**Given request**: Reproduce the lines of the material exactly, excluding every image.

☆ ☆ ☆ ☆ ☆ ☆ ☆

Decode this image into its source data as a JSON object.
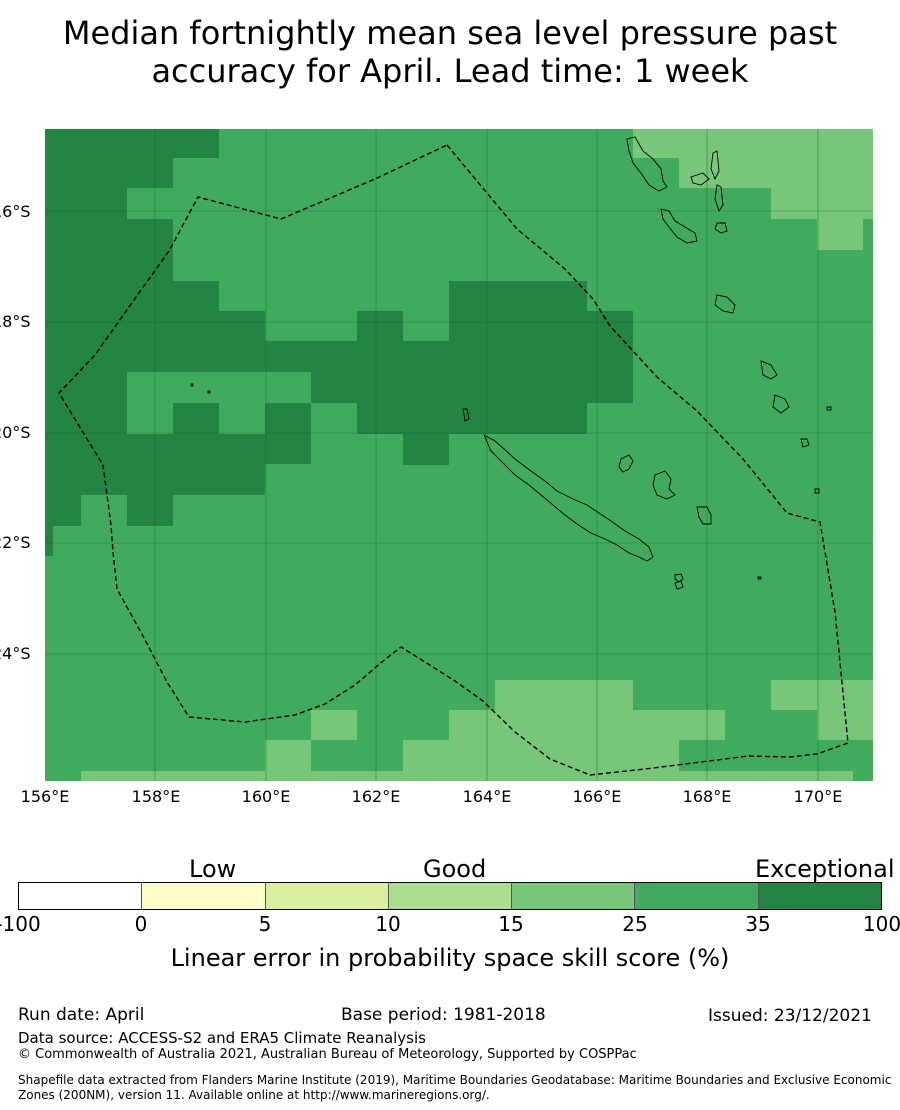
{
  "title": {
    "line1": "Median fortnightly mean sea level pressure past",
    "line2": "accuracy for April. Lead time: 1 week"
  },
  "map": {
    "lat_labels": [
      "16°S",
      "18°S",
      "20°S",
      "22°S",
      "24°S"
    ],
    "lon_labels": [
      "156°E",
      "158°E",
      "160°E",
      "162°E",
      "164°E",
      "166°E",
      "168°E",
      "170°E"
    ],
    "colors": {
      "cat_15_25": "#78c679",
      "cat_25_35": "#41ab5d",
      "cat_35_100": "#238443"
    }
  },
  "legend": {
    "categories": [
      "Low",
      "Good",
      "Exceptional"
    ],
    "ticks": [
      "-100",
      "0",
      "5",
      "10",
      "15",
      "25",
      "35",
      "100"
    ],
    "colors": [
      "#ffffff",
      "#ffffcc",
      "#d9f0a3",
      "#addd8e",
      "#78c679",
      "#41ab5d",
      "#238443"
    ],
    "title": "Linear error in probability space skill score (%)"
  },
  "footer": {
    "run_date": "Run date: April",
    "base_period": "Base period: 1981-2018",
    "issued": "Issued: 23/12/2021",
    "data_source": "Data source: ACCESS-S2 and ERA5 Climate Reanalysis",
    "copyright": "© Commonwealth of Australia 2021, Australian Bureau of Meteorology, Supported by COSPPac",
    "shapefile": "Shapefile data extracted from Flanders Marine Institute (2019), Maritime Boundaries Geodatabase: Maritime Boundaries and Exclusive Economic Zones (200NM), version 11. Available online at http://www.marineregions.org/."
  }
}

☆ ☆ ☆ ☆ ☆ ☆ ☆

**Solution to this task**:
Decode this image into its source data as a JSON object.
{
  "title": {
    "line1": "Median fortnightly mean sea level pressure past",
    "line2": "accuracy for April. Lead time: 1 week"
  },
  "map": {
    "lat_labels": [
      "16°S",
      "18°S",
      "20°S",
      "22°S",
      "24°S"
    ],
    "lon_labels": [
      "156°E",
      "158°E",
      "160°E",
      "162°E",
      "164°E",
      "166°E",
      "168°E",
      "170°E"
    ],
    "colors": {
      "cat_15_25": "#78c679",
      "cat_25_35": "#41ab5d",
      "cat_35_100": "#238443"
    }
  },
  "legend": {
    "categories": [
      "Low",
      "Good",
      "Exceptional"
    ],
    "ticks": [
      "-100",
      "0",
      "5",
      "10",
      "15",
      "25",
      "35",
      "100"
    ],
    "colors": [
      "#ffffff",
      "#ffffcc",
      "#d9f0a3",
      "#addd8e",
      "#78c679",
      "#41ab5d",
      "#238443"
    ],
    "title": "Linear error in probability space skill score (%)"
  },
  "footer": {
    "run_date": "Run date: April",
    "base_period": "Base period: 1981-2018",
    "issued": "Issued: 23/12/2021",
    "data_source": "Data source: ACCESS-S2 and ERA5 Climate Reanalysis",
    "copyright": "© Commonwealth of Australia 2021, Australian Bureau of Meteorology, Supported by COSPPac",
    "shapefile": "Shapefile data extracted from Flanders Marine Institute (2019), Maritime Boundaries Geodatabase: Maritime Boundaries and Exclusive Economic Zones (200NM), version 11. Available online at http://www.marineregions.org/."
  }
}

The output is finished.